[BEGIN Task input]

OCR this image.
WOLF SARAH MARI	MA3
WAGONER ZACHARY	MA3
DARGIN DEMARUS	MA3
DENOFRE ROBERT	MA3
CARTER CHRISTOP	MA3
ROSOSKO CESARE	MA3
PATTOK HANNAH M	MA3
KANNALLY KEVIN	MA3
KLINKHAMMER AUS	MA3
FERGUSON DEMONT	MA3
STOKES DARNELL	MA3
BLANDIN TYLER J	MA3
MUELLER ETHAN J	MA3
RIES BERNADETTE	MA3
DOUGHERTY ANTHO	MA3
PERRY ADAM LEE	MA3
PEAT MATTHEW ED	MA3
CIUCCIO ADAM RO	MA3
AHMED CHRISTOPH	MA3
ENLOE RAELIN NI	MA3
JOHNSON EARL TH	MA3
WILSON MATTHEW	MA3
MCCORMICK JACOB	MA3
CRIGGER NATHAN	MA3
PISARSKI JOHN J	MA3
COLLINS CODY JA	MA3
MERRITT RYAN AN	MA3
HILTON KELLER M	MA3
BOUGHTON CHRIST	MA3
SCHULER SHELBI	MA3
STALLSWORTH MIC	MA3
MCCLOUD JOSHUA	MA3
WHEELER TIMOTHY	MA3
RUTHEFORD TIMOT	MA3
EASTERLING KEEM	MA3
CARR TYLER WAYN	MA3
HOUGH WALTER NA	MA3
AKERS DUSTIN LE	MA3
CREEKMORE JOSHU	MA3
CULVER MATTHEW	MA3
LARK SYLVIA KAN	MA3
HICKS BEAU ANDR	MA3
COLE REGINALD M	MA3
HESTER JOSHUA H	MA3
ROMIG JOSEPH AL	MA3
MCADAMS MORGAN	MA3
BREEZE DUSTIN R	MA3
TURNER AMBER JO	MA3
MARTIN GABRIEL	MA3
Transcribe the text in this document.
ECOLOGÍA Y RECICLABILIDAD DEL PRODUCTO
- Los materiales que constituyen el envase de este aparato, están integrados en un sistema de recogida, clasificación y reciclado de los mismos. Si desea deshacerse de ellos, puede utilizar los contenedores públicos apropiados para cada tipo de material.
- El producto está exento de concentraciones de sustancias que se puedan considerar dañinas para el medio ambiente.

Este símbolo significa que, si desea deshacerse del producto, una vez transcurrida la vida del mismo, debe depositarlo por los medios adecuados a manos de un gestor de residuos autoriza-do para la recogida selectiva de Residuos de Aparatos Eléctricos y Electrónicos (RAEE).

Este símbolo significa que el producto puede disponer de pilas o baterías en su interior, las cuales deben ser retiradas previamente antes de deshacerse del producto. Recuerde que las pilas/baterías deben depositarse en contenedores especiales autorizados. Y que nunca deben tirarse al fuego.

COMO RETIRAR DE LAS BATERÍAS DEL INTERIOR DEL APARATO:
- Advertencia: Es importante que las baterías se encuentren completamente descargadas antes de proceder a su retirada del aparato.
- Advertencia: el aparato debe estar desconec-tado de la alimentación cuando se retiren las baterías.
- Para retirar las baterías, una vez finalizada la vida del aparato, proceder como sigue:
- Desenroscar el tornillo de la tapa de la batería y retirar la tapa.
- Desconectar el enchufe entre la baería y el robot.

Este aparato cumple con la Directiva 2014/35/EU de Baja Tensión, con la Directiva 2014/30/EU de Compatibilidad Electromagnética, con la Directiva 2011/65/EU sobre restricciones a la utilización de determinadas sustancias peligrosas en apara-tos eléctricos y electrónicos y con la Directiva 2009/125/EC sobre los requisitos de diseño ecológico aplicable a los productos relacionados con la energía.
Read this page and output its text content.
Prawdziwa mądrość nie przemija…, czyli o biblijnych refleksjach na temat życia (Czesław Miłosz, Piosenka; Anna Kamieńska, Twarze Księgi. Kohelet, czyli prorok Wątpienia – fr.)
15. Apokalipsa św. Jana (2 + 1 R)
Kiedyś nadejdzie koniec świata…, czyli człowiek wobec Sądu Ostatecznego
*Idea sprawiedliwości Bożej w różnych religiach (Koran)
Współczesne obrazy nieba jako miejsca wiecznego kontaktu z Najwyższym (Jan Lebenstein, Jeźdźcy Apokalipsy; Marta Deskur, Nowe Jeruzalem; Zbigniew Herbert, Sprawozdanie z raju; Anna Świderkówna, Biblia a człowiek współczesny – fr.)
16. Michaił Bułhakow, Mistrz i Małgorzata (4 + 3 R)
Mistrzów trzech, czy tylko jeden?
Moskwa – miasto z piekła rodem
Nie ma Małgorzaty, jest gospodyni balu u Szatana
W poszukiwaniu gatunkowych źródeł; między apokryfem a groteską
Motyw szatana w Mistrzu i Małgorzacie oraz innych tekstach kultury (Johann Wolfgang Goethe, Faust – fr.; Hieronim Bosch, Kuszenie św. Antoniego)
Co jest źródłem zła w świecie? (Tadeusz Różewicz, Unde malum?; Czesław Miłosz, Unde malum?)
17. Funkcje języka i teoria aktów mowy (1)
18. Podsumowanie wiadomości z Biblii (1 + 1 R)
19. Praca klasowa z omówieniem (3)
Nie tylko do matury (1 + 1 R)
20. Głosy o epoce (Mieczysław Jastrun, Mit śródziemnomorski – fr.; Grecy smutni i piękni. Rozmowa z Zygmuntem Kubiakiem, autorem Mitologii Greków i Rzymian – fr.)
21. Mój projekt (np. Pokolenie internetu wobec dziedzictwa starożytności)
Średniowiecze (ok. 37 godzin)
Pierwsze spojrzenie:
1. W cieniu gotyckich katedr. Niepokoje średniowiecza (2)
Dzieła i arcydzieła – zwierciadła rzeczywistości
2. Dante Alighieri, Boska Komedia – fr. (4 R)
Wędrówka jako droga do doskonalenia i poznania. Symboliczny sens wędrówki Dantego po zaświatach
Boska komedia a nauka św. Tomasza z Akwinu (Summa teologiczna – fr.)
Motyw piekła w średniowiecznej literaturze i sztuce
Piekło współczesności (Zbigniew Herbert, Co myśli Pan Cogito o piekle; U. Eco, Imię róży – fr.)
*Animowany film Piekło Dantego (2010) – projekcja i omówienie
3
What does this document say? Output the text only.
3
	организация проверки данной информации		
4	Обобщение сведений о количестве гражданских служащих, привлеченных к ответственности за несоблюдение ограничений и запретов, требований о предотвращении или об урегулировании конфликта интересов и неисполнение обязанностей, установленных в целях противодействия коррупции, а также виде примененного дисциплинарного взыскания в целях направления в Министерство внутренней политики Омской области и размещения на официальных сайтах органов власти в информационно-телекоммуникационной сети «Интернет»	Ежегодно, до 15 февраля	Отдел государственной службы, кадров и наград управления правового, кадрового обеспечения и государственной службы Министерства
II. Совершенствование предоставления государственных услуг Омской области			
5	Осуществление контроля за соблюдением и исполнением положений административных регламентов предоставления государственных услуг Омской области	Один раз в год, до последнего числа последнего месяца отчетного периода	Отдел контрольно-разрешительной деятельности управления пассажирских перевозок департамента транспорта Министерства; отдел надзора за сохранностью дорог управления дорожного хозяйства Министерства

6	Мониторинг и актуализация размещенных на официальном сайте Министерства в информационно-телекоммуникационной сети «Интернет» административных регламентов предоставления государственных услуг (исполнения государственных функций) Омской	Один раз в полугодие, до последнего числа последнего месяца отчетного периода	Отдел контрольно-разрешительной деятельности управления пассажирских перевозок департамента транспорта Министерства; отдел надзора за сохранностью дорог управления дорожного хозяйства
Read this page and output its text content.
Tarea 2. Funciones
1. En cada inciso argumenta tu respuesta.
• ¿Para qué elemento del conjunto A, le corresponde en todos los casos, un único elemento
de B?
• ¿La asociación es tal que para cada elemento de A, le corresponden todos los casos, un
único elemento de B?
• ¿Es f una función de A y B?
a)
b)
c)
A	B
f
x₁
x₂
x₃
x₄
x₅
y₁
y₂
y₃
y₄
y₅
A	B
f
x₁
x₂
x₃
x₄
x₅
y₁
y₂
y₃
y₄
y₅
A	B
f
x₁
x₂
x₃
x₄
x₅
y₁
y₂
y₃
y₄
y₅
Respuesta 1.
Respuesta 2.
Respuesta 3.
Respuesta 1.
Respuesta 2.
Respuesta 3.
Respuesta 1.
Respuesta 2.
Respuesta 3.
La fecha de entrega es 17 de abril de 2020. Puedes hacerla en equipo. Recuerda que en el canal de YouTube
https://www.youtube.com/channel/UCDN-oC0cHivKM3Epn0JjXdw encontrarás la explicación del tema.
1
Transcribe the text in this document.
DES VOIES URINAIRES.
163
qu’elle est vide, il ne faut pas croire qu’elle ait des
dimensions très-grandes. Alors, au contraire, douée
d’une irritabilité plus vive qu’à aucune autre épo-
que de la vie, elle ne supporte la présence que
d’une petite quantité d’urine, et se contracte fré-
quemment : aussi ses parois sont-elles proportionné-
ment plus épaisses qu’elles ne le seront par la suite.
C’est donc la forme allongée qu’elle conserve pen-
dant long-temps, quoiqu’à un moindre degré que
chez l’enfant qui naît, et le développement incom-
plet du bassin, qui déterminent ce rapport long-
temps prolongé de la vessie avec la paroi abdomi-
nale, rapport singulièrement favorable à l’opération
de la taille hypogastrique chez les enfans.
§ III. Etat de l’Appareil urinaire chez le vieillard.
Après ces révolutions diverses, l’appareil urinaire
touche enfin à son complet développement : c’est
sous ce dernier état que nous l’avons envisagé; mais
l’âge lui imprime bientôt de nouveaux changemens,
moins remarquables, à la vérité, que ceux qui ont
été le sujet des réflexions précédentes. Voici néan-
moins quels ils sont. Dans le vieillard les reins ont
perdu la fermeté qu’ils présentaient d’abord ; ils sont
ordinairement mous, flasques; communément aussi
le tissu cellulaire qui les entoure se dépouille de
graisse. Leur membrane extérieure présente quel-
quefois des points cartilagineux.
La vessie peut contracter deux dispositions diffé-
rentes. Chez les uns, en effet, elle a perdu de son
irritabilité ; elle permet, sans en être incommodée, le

[END Task input]

◆ **Problem to solve**:
Sift the material for lines with the string "perdu". Copy each one found.

◆ **Full answer**:
perdu la fermeté qu’ils présentaient d’abord ; ils sont
rentes. Chez les uns, en effet, elle a perdu de son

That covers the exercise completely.